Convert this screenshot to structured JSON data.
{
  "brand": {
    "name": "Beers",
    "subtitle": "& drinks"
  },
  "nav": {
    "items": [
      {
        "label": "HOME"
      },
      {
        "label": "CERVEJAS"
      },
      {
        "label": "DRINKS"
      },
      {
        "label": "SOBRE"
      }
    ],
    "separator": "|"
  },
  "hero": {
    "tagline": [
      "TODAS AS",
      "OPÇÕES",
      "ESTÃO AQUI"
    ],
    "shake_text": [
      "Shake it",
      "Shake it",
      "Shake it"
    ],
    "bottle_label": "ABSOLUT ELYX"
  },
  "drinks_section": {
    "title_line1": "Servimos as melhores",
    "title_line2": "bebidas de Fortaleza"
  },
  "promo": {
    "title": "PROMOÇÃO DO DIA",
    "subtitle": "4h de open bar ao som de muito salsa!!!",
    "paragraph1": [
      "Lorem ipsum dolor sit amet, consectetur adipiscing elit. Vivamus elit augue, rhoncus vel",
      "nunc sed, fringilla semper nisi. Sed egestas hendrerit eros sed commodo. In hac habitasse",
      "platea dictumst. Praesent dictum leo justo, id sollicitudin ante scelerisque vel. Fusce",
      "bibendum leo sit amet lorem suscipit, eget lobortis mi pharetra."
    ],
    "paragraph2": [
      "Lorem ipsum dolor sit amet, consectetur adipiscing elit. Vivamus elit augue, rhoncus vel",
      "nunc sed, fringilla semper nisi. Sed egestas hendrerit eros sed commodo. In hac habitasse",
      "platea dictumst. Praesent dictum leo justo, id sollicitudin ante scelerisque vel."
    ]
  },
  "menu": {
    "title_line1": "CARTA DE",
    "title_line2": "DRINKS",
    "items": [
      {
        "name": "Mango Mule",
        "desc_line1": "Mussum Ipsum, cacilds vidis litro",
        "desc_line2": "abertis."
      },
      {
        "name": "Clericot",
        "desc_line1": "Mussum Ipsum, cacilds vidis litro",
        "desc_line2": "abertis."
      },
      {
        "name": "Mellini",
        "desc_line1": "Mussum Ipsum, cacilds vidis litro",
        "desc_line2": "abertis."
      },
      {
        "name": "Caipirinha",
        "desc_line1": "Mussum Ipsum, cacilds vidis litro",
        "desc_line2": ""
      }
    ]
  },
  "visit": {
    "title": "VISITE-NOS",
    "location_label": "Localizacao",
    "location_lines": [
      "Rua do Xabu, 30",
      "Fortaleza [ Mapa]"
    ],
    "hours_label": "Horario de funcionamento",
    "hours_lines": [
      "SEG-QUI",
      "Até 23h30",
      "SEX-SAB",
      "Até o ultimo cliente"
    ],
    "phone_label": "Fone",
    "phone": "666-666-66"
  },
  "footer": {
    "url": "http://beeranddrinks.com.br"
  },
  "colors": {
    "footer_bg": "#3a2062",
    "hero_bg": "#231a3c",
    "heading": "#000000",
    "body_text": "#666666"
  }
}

_____

What to do:
Write out the whole listing again. Match it word for word.

Output of the exercise:
Convert this screenshot to structured JSON data.
{
  "brand": {
    "name": "Beers",
    "subtitle": "& drinks"
  },
  "nav": {
    "items": [
      {
        "label": "HOME"
      },
      {
        "label": "CERVEJAS"
      },
      {
        "label": "DRINKS"
      },
      {
        "label": "SOBRE"
      }
    ],
    "separator": "|"
  },
  "hero": {
    "tagline": [
      "TODAS AS",
      "OPÇÕES",
      "ESTÃO AQUI"
    ],
    "shake_text": [
      "Shake it",
      "Shake it",
      "Shake it"
    ],
    "bottle_label": "ABSOLUT ELYX"
  },
  "drinks_section": {
    "title_line1": "Servimos as melhores",
    "title_line2": "bebidas de Fortaleza"
  },
  "promo": {
    "title": "PROMOÇÃO DO DIA",
    "subtitle": "4h de open bar ao som de muito salsa!!!",
    "paragraph1": [
      "Lorem ipsum dolor sit amet, consectetur adipiscing elit. Vivamus elit augue, rhoncus vel",
      "nunc sed, fringilla semper nisi. Sed egestas hendrerit eros sed commodo. In hac habitasse",
      "platea dictumst. Praesent dictum leo justo, id sollicitudin ante scelerisque vel. Fusce",
      "bibendum leo sit amet lorem suscipit, eget lobortis mi pharetra."
    ],
    "paragraph2": [
      "Lorem ipsum dolor sit amet, consectetur adipiscing elit. Vivamus elit augue, rhoncus vel",
      "nunc sed, fringilla semper nisi. Sed egestas hendrerit eros sed commodo. In hac habitasse",
      "platea dictumst. Praesent dictum leo justo, id sollicitudin ante scelerisque vel."
    ]
  },
  "menu": {
    "title_line1": "CARTA DE",
    "title_line2": "DRINKS",
    "items": [
      {
        "name": "Mango Mule",
        "desc_line1": "Mussum Ipsum, cacilds vidis litro",
        "desc_line2": "abertis."
      },
      {
        "name": "Clericot",
        "desc_line1": "Mussum Ipsum, cacilds vidis litro",
        "desc_line2": "abertis."
      },
      {
        "name": "Mellini",
        "desc_line1": "Mussum Ipsum, cacilds vidis litro",
        "desc_line2": "abertis."
      },
      {
        "name": "Caipirinha",
        "desc_line1": "Mussum Ipsum, cacilds vidis litro",
        "desc_line2": ""
      }
    ]
  },
  "visit": {
    "title": "VISITE-NOS",
    "location_label": "Localizacao",
    "location_lines": [
      "Rua do Xabu, 30",
      "Fortaleza [ Mapa]"
    ],
    "hours_label": "Horario de funcionamento",
    "hours_lines": [
      "SEG-QUI",
      "Até 23h30",
      "SEX-SAB",
      "Até o ultimo cliente"
    ],
    "phone_label": "Fone",
    "phone": "666-666-66"
  },
  "footer": {
    "url": "http://beeranddrinks.com.br"
  },
  "colors": {
    "footer_bg": "#3a2062",
    "hero_bg": "#231a3c",
    "heading": "#000000",
    "body_text": "#666666"
  }
}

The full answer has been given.